SELECTED EXCERPT →
------------------------

[<prev] [next>] [<thread-prev] [thread-next>] [day] [month] [year] [list]
Message-ID: <1ad88988-2a15-753a-bd06-062a788d3b77@collabora.com>
Date: Wed, 17 Aug 2016 12:48:54 -0400
From: Robert Foss <robert.foss@...labora.com>
To: Michal Hocko <mhocko@...nel.org>, Jann Horn <jann@...jh.net>,
sonnyrao@...omium.org
Cc: corbet@....net, akpm@...ux-foundation.org, vbabka@...e.cz,
koct9i@...il.com, hughd@...gle.com, n-horiguchi@...jp.nec.com,
minchan@...nel.org, john.stultz@...aro.org,
ross.zwisler@...ux.intel.com, jmarchan@...hat.com,
hannes@...xchg.org, keescook@...omium.org, viro@...iv.linux.org.uk,
gorcunov@...nvz.org, plaguedbypenguins@...il.com,
rientjes@...gle.com, eric.engestrom@...tec.com, jdanis@...gle.com,
calvinowens@...com, adobriyan@...il.com,
kirill.shutemov@...ux.intel.com, ldufour@...ux.vnet.ibm.com,
linux-doc@...r.kernel.org, linux-kernel@...r.kernel.org,
Ben Zhang <benzh@...omium.org>,
Bryan Freed <bfreed@...omium.org>,
Filipe Brandenburger <filbranden@...omium.org>,
Mateusz Guzik <mguzik@...hat.com>
Subject: Re: [PACTH v2 0/3] Implement /proc/<pid>/totmaps
On 2016-08-17 09:03 AM, Michal Hocko wrote:
> On Wed 17-08-16 11:31:25, Jann Horn wrote:
>> On Wed, Aug 17, 2016 at 10:22:00AM +0200, Michal Hocko wrote:
>>> On Tue 16-08-16 12:46:51, Robert Foss wrote:
>>> [...]
>>>> $ /usr/bin/time -v -p zsh -c "repeat 25 { awk '/^Rss/{rss+=\$2}
>>>> /^Pss/{pss+=\$2} END {printf \"rss:%d pss:%d\n\", rss, pss}\'
>>>> /proc/5025/smaps }"

------------------------

MATERIAL FOR THE TASK →
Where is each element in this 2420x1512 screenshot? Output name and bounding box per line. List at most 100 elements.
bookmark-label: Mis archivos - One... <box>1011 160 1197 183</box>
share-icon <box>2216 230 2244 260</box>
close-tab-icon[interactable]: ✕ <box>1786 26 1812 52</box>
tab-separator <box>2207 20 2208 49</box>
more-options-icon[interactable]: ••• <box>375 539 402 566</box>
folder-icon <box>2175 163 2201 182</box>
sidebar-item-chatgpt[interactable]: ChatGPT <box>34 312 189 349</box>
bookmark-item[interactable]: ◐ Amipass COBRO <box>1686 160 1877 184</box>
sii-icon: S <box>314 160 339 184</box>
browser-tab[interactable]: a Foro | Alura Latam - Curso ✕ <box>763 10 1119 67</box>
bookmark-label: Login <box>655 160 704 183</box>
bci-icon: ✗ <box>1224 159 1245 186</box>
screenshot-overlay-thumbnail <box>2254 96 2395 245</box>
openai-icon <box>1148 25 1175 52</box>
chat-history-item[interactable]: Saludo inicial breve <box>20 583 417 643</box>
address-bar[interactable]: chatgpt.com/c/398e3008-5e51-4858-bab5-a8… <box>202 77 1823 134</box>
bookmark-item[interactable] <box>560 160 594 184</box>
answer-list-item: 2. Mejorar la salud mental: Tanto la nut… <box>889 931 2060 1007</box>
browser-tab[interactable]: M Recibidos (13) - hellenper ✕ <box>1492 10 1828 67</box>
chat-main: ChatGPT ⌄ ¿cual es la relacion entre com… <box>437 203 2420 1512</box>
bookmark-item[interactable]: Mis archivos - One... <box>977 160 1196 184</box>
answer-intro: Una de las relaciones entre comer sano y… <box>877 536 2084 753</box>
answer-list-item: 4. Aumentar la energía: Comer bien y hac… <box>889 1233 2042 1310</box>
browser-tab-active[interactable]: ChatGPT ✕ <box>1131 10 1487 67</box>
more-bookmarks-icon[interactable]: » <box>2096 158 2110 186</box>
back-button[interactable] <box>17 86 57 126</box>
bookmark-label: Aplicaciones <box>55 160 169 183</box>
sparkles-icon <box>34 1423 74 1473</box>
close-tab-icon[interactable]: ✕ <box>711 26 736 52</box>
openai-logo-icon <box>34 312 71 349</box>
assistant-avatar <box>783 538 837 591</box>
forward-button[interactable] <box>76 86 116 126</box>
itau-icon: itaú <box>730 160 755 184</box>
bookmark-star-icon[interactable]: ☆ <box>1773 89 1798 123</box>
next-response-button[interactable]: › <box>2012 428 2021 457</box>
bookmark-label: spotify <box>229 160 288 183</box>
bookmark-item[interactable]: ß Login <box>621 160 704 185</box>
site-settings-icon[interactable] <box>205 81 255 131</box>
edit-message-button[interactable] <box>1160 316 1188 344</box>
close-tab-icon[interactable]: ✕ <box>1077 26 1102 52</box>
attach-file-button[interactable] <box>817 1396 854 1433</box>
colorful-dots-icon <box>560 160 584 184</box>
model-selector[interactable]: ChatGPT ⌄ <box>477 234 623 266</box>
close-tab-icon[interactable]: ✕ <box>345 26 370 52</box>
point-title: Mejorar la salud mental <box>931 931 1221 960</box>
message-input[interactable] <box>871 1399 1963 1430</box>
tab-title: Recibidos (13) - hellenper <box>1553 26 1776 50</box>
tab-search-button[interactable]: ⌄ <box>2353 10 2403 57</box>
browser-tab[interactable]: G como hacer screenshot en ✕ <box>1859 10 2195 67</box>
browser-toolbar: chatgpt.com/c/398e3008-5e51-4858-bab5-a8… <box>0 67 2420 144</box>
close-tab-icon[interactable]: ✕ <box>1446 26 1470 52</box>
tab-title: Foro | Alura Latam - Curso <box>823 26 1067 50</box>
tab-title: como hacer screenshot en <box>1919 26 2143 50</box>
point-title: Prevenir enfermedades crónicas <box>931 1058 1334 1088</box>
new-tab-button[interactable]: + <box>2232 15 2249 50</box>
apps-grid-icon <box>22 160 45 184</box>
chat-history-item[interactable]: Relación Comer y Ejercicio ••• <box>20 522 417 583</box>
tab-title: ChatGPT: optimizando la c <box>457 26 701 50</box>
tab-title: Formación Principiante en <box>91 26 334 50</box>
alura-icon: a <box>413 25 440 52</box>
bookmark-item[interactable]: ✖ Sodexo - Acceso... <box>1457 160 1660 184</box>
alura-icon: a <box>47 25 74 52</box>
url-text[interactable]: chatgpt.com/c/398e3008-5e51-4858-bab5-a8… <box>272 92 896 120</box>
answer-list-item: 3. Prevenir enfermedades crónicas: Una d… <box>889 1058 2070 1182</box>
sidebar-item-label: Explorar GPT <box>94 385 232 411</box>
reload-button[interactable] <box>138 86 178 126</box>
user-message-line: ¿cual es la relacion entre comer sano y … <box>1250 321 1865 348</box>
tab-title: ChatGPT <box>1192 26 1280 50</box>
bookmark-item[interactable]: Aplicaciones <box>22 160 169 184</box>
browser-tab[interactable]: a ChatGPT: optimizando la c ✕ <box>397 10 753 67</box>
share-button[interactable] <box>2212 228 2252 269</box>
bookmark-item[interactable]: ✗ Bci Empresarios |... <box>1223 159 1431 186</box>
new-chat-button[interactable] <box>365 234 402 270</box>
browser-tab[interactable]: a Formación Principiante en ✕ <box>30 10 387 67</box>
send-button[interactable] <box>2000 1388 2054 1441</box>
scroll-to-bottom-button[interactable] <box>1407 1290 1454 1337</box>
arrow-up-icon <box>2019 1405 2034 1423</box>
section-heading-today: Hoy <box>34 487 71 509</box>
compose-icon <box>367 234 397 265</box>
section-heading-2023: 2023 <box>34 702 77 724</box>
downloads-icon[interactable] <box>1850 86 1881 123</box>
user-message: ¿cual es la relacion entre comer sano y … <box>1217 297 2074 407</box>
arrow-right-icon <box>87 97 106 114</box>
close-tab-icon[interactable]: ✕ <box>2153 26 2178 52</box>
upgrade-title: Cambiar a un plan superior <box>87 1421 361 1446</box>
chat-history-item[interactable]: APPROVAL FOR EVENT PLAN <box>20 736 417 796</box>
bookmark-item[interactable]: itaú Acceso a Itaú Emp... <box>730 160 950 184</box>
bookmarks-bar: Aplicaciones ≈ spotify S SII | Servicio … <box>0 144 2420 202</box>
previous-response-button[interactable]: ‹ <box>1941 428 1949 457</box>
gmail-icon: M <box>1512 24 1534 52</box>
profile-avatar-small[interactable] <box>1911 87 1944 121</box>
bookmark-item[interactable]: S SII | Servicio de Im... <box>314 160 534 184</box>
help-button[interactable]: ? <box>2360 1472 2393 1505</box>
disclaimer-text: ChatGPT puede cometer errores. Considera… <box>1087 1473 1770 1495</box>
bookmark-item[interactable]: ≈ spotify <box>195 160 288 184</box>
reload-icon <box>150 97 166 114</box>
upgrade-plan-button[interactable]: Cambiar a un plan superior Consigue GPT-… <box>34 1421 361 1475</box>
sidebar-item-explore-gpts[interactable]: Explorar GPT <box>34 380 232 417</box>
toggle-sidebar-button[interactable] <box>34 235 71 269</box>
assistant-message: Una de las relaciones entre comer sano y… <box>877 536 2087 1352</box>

------------------------

WHAT TO WORK ON →
1/ Retype the records from their first line up to and including the line that contains "sii-icon: S <box>314 160 339 184</box>".
2/ Continue the email thread about the /proc/<pid>/totmaps patch from the point where it stops.
The email thread about the /proc/<pid>/totmaps patch and the records are unrelated, separate material.

RESPONSES PER TASK →
1/
Where is each element in this 2420x1512 screenshot? Output name and bounding box per line. List at most 100 elements.
bookmark-label: Mis archivos - One... <box>1011 160 1197 183</box>
share-icon <box>2216 230 2244 260</box>
close-tab-icon[interactable]: ✕ <box>1786 26 1812 52</box>
tab-separator <box>2207 20 2208 49</box>
more-options-icon[interactable]: ••• <box>375 539 402 566</box>
folder-icon <box>2175 163 2201 182</box>
sidebar-item-chatgpt[interactable]: ChatGPT <box>34 312 189 349</box>
bookmark-item[interactable]: ◐ Amipass COBRO <box>1686 160 1877 184</box>
sii-icon: S <box>314 160 339 184</box>

2/
>>>> [...]
>>>> Command being timed: "zsh -c repeat 25 { awk '/^Rss/{rss+=$2}
>>>> /^Pss/{pss+=$2} END {printf "rss:%d pss:%d\n", rss, pss}\' /proc/5025/smaps
>>>> }"
>>>> User time (seconds): 0.37
>>>> System time (seconds): 0.45
>>>> Percent of CPU this job got: 92%
>>>> Elapsed (wall clock) time (h:mm:ss or m:ss): 0:00.89
>>>
>>> This is really unexpected. Where is the user time spent? Anyway, rather
>>> than measuring some random processes I've tried to measure something
>>> resembling the worst case. So I've created a simple program to mmap as
>>> much as possible:
>>>
>>> #include <sys/mman.h>
>>> #include <sys/types.h>
>>> #include <unistd.h>
>>> #include <stdio.h>
>>> int main()
>>> {
>>> while (mmap(NULL, 4096, PROT_READ|PROT_WRITE, MAP_ANON|MAP_SHARED|MAP_POPULATE, -1, 0) != MAP_FAILED)
>>> ;
>>>
>>> printf("pid:%d\n", getpid());
>>> pause();
>>> return 0;
>>> }
>>
>> Ah, nice, that's a reasonable test program. :)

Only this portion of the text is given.